▸ Exercise description
Produce an exact copy of all the records.

▸ Dataset rows

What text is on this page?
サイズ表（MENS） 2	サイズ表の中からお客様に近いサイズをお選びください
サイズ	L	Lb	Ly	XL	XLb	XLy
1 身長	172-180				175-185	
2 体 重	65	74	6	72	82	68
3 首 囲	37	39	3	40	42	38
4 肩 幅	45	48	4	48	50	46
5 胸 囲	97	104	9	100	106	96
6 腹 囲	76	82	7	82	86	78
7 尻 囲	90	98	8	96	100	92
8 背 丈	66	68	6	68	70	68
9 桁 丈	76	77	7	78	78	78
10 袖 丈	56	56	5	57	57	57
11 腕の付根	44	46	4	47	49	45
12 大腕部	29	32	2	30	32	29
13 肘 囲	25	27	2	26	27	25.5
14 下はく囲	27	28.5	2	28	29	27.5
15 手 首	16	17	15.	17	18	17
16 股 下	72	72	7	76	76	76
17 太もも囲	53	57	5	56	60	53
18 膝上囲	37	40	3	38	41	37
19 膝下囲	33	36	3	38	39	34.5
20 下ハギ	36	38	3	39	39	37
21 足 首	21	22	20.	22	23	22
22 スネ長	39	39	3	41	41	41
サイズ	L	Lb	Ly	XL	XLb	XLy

▸ Answer below
What text is on this page?
サイズ表（MENS） 2	サイズ表の中からお客様に近いサイズをお選びください
サイズ	L	Lb	Ly	XL	XLb	XLy
1 身長	172-180				175-185	
2 体 重	65	74	6	72	82	68
3 首 囲	37	39	3	40	42	38
4 肩 幅	45	48	4	48	50	46
5 胸 囲	97	104	9	100	106	96
6 腹 囲	76	82	7	82	86	78
7 尻 囲	90	98	8	96	100	92
8 背 丈	66	68	6	68	70	68
9 桁 丈	76	77	7	78	78	78
10 袖 丈	56	56	5	57	57	57
11 腕の付根	44	46	4	47	49	45
12 大腕部	29	32	2	30	32	29
13 肘 囲	25	27	2	26	27	25.5
14 下はく囲	27	28.5	2	28	29	27.5
15 手 首	16	17	15.	17	18	17
16 股 下	72	72	7	76	76	76
17 太もも囲	53	57	5	56	60	53
18 膝上囲	37	40	3	38	41	37
19 膝下囲	33	36	3	38	39	34.5
20 下ハギ	36	38	3	39	39	37
21 足 首	21	22	20.	22	23	22
22 スネ長	39	39	3	41	41	41
サイズ	L	Lb	Ly	XL	XLb	XLy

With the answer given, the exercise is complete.